● EXERCISE DETAILS: Extract the listing in its entirety, keeping each line identical to the original.

START DATA SECTION

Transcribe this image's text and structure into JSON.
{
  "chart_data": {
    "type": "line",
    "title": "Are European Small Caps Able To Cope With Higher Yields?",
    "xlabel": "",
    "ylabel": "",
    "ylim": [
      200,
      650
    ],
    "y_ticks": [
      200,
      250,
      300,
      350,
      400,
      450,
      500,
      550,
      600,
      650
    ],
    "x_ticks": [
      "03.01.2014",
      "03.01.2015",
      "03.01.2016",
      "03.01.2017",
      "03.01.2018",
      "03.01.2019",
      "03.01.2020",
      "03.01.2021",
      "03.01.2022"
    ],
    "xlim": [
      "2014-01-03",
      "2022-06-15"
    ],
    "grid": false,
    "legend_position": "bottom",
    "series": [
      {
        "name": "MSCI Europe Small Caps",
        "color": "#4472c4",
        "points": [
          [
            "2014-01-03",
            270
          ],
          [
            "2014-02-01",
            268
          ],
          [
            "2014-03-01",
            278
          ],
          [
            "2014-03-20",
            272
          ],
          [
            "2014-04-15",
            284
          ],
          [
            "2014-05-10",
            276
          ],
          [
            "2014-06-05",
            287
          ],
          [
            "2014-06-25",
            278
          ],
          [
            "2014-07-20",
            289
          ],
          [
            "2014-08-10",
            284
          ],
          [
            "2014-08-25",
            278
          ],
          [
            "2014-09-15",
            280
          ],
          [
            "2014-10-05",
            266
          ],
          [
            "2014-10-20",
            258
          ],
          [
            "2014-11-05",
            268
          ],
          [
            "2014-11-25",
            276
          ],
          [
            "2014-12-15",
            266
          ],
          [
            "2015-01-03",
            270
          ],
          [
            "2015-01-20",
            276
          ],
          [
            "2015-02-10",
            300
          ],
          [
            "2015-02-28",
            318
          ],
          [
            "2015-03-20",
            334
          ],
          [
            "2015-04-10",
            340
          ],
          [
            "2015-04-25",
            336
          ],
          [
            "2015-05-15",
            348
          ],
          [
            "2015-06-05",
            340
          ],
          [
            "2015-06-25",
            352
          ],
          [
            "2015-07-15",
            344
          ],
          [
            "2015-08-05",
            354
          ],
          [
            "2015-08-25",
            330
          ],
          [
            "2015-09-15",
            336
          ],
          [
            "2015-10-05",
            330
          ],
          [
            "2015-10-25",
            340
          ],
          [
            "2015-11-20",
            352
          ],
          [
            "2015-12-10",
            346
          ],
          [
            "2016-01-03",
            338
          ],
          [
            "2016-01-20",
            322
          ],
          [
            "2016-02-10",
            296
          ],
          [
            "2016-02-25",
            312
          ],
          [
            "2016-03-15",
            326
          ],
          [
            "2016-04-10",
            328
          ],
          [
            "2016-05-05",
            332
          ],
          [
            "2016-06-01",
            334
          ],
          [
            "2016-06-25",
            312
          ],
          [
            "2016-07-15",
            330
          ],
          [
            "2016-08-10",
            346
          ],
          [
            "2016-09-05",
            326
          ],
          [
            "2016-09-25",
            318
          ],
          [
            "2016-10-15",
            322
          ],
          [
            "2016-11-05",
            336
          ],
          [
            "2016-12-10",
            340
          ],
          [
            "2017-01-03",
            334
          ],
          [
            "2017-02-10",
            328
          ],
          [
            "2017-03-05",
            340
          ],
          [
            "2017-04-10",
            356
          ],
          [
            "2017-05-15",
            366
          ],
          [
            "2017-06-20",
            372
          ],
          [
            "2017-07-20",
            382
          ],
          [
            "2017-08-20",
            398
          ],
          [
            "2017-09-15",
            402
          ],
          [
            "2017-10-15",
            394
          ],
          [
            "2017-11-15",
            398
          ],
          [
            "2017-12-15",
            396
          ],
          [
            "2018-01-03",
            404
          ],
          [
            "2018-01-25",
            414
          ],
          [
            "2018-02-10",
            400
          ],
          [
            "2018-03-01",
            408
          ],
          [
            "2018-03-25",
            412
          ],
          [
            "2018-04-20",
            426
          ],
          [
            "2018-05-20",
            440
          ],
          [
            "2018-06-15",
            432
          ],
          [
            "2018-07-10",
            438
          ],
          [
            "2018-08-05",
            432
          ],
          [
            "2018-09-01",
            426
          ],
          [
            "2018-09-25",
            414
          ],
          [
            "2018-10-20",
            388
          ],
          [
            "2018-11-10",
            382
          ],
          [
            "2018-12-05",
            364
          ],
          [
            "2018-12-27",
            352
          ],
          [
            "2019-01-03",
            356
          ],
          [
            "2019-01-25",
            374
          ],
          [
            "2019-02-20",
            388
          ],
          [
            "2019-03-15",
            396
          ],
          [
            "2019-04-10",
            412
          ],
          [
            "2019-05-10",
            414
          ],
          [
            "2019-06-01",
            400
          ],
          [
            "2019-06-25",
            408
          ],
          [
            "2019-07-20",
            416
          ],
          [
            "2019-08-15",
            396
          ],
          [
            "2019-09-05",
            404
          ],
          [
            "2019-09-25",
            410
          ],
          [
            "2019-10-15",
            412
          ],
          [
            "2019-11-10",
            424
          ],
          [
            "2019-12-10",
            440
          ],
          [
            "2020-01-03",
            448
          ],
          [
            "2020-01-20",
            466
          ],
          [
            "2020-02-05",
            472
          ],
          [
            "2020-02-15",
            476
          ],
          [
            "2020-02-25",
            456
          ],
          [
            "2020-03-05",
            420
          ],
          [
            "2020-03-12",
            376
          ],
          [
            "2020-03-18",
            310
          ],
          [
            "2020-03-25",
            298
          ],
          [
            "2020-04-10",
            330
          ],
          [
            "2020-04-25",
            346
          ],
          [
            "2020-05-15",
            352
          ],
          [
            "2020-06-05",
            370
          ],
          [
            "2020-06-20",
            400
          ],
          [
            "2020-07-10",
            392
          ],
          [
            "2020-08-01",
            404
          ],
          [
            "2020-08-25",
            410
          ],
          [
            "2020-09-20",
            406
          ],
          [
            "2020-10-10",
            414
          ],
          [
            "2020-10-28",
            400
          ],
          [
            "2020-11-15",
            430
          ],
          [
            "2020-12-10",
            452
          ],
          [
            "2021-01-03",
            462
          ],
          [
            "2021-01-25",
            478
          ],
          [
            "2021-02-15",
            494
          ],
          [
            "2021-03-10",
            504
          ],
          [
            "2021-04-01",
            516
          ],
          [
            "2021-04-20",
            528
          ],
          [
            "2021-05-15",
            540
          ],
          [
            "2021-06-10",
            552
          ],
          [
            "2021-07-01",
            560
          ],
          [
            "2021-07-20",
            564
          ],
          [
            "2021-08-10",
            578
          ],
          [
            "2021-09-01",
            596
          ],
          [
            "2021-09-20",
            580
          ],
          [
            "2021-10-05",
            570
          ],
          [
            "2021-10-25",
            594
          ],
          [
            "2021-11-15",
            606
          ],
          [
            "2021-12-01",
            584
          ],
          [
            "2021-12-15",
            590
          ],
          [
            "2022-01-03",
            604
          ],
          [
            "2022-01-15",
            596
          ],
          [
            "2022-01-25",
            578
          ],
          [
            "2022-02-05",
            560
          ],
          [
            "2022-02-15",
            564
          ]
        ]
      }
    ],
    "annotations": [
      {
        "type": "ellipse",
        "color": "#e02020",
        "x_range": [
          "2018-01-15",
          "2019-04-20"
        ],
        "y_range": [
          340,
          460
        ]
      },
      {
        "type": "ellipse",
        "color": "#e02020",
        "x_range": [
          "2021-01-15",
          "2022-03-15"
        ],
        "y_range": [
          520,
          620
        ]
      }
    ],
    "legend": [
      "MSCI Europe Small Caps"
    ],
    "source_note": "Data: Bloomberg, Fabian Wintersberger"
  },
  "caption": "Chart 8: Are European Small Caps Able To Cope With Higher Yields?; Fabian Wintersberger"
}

END DATA SECTION

● RESPONSE TO THE EXERCISE:
Transcribe this image's text and structure into JSON.
{
  "chart_data": {
    "type": "line",
    "title": "Are European Small Caps Able To Cope With Higher Yields?",
    "xlabel": "",
    "ylabel": "",
    "ylim": [
      200,
      650
    ],
    "y_ticks": [
      200,
      250,
      300,
      350,
      400,
      450,
      500,
      550,
      600,
      650
    ],
    "x_ticks": [
      "03.01.2014",
      "03.01.2015",
      "03.01.2016",
      "03.01.2017",
      "03.01.2018",
      "03.01.2019",
      "03.01.2020",
      "03.01.2021",
      "03.01.2022"
    ],
    "xlim": [
      "2014-01-03",
      "2022-06-15"
    ],
    "grid": false,
    "legend_position": "bottom",
    "series": [
      {
        "name": "MSCI Europe Small Caps",
        "color": "#4472c4",
        "points": [
          [
            "2014-01-03",
            270
          ],
          [
            "2014-02-01",
            268
          ],
          [
            "2014-03-01",
            278
          ],
          [
            "2014-03-20",
            272
          ],
          [
            "2014-04-15",
            284
          ],
          [
            "2014-05-10",
            276
          ],
          [
            "2014-06-05",
            287
          ],
          [
            "2014-06-25",
            278
          ],
          [
            "2014-07-20",
            289
          ],
          [
            "2014-08-10",
            284
          ],
          [
            "2014-08-25",
            278
          ],
          [
            "2014-09-15",
            280
          ],
          [
            "2014-10-05",
            266
          ],
          [
            "2014-10-20",
            258
          ],
          [
            "2014-11-05",
            268
          ],
          [
            "2014-11-25",
            276
          ],
          [
            "2014-12-15",
            266
          ],
          [
            "2015-01-03",
            270
          ],
          [
            "2015-01-20",
            276
          ],
          [
            "2015-02-10",
            300
          ],
          [
            "2015-02-28",
            318
          ],
          [
            "2015-03-20",
            334
          ],
          [
            "2015-04-10",
            340
          ],
          [
            "2015-04-25",
            336
          ],
          [
            "2015-05-15",
            348
          ],
          [
            "2015-06-05",
            340
          ],
          [
            "2015-06-25",
            352
          ],
          [
            "2015-07-15",
            344
          ],
          [
            "2015-08-05",
            354
          ],
          [
            "2015-08-25",
            330
          ],
          [
            "2015-09-15",
            336
          ],
          [
            "2015-10-05",
            330
          ],
          [
            "2015-10-25",
            340
          ],
          [
            "2015-11-20",
            352
          ],
          [
            "2015-12-10",
            346
          ],
          [
            "2016-01-03",
            338
          ],
          [
            "2016-01-20",
            322
          ],
          [
            "2016-02-10",
            296
          ],
          [
            "2016-02-25",
            312
          ],
          [
            "2016-03-15",
            326
          ],
          [
            "2016-04-10",
            328
          ],
          [
            "2016-05-05",
            332
          ],
          [
            "2016-06-01",
            334
          ],
          [
            "2016-06-25",
            312
          ],
          [
            "2016-07-15",
            330
          ],
          [
            "2016-08-10",
            346
          ],
          [
            "2016-09-05",
            326
          ],
          [
            "2016-09-25",
            318
          ],
          [
            "2016-10-15",
            322
          ],
          [
            "2016-11-05",
            336
          ],
          [
            "2016-12-10",
            340
          ],
          [
            "2017-01-03",
            334
          ],
          [
            "2017-02-10",
            328
          ],
          [
            "2017-03-05",
            340
          ],
          [
            "2017-04-10",
            356
          ],
          [
            "2017-05-15",
            366
          ],
          [
            "2017-06-20",
            372
          ],
          [
            "2017-07-20",
            382
          ],
          [
            "2017-08-20",
            398
          ],
          [
            "2017-09-15",
            402
          ],
          [
            "2017-10-15",
            394
          ],
          [
            "2017-11-15",
            398
          ],
          [
            "2017-12-15",
            396
          ],
          [
            "2018-01-03",
            404
          ],
          [
            "2018-01-25",
            414
          ],
          [
            "2018-02-10",
            400
          ],
          [
            "2018-03-01",
            408
          ],
          [
            "2018-03-25",
            412
          ],
          [
            "2018-04-20",
            426
          ],
          [
            "2018-05-20",
            440
          ],
          [
            "2018-06-15",
            432
          ],
          [
            "2018-07-10",
            438
          ],
          [
            "2018-08-05",
            432
          ],
          [
            "2018-09-01",
            426
          ],
          [
            "2018-09-25",
            414
          ],
          [
            "2018-10-20",
            388
          ],
          [
            "2018-11-10",
            382
          ],
          [
            "2018-12-05",
            364
          ],
          [
            "2018-12-27",
            352
          ],
          [
            "2019-01-03",
            356
          ],
          [
            "2019-01-25",
            374
          ],
          [
            "2019-02-20",
            388
          ],
          [
            "2019-03-15",
            396
          ],
          [
            "2019-04-10",
            412
          ],
          [
            "2019-05-10",
            414
          ],
          [
            "2019-06-01",
            400
          ],
          [
            "2019-06-25",
            408
          ],
          [
            "2019-07-20",
            416
          ],
          [
            "2019-08-15",
            396
          ],
          [
            "2019-09-05",
            404
          ],
          [
            "2019-09-25",
            410
          ],
          [
            "2019-10-15",
            412
          ],
          [
            "2019-11-10",
            424
          ],
          [
            "2019-12-10",
            440
          ],
          [
            "2020-01-03",
            448
          ],
          [
            "2020-01-20",
            466
          ],
          [
            "2020-02-05",
            472
          ],
          [
            "2020-02-15",
            476
          ],
          [
            "2020-02-25",
            456
          ],
          [
            "2020-03-05",
            420
          ],
          [
            "2020-03-12",
            376
          ],
          [
            "2020-03-18",
            310
          ],
          [
            "2020-03-25",
            298
          ],
          [
            "2020-04-10",
            330
          ],
          [
            "2020-04-25",
            346
          ],
          [
            "2020-05-15",
            352
          ],
          [
            "2020-06-05",
            370
          ],
          [
            "2020-06-20",
            400
          ],
          [
            "2020-07-10",
            392
          ],
          [
            "2020-08-01",
            404
          ],
          [
            "2020-08-25",
            410
          ],
          [
            "2020-09-20",
            406
          ],
          [
            "2020-10-10",
            414
          ],
          [
            "2020-10-28",
            400
          ],
          [
            "2020-11-15",
            430
          ],
          [
            "2020-12-10",
            452
          ],
          [
            "2021-01-03",
            462
          ],
          [
            "2021-01-25",
            478
          ],
          [
            "2021-02-15",
            494
          ],
          [
            "2021-03-10",
            504
          ],
          [
            "2021-04-01",
            516
          ],
          [
            "2021-04-20",
            528
          ],
          [
            "2021-05-15",
            540
          ],
          [
            "2021-06-10",
            552
          ],
          [
            "2021-07-01",
            560
          ],
          [
            "2021-07-20",
            564
          ],
          [
            "2021-08-10",
            578
          ],
          [
            "2021-09-01",
            596
          ],
          [
            "2021-09-20",
            580
          ],
          [
            "2021-10-05",
            570
          ],
          [
            "2021-10-25",
            594
          ],
          [
            "2021-11-15",
            606
          ],
          [
            "2021-12-01",
            584
          ],
          [
            "2021-12-15",
            590
          ],
          [
            "2022-01-03",
            604
          ],
          [
            "2022-01-15",
            596
          ],
          [
            "2022-01-25",
            578
          ],
          [
            "2022-02-05",
            560
          ],
          [
            "2022-02-15",
            564
          ]
        ]
      }
    ],
    "annotations": [
      {
        "type": "ellipse",
        "color": "#e02020",
        "x_range": [
          "2018-01-15",
          "2019-04-20"
        ],
        "y_range": [
          340,
          460
        ]
      },
      {
        "type": "ellipse",
        "color": "#e02020",
        "x_range": [
          "2021-01-15",
          "2022-03-15"
        ],
        "y_range": [
          520,
          620
        ]
      }
    ],
    "legend": [
      "MSCI Europe Small Caps"
    ],
    "source_note": "Data: Bloomberg, Fabian Wintersberger"
  },
  "caption": "Chart 8: Are European Small Caps Able To Cope With Higher Yields?; Fabian Wintersberger"
}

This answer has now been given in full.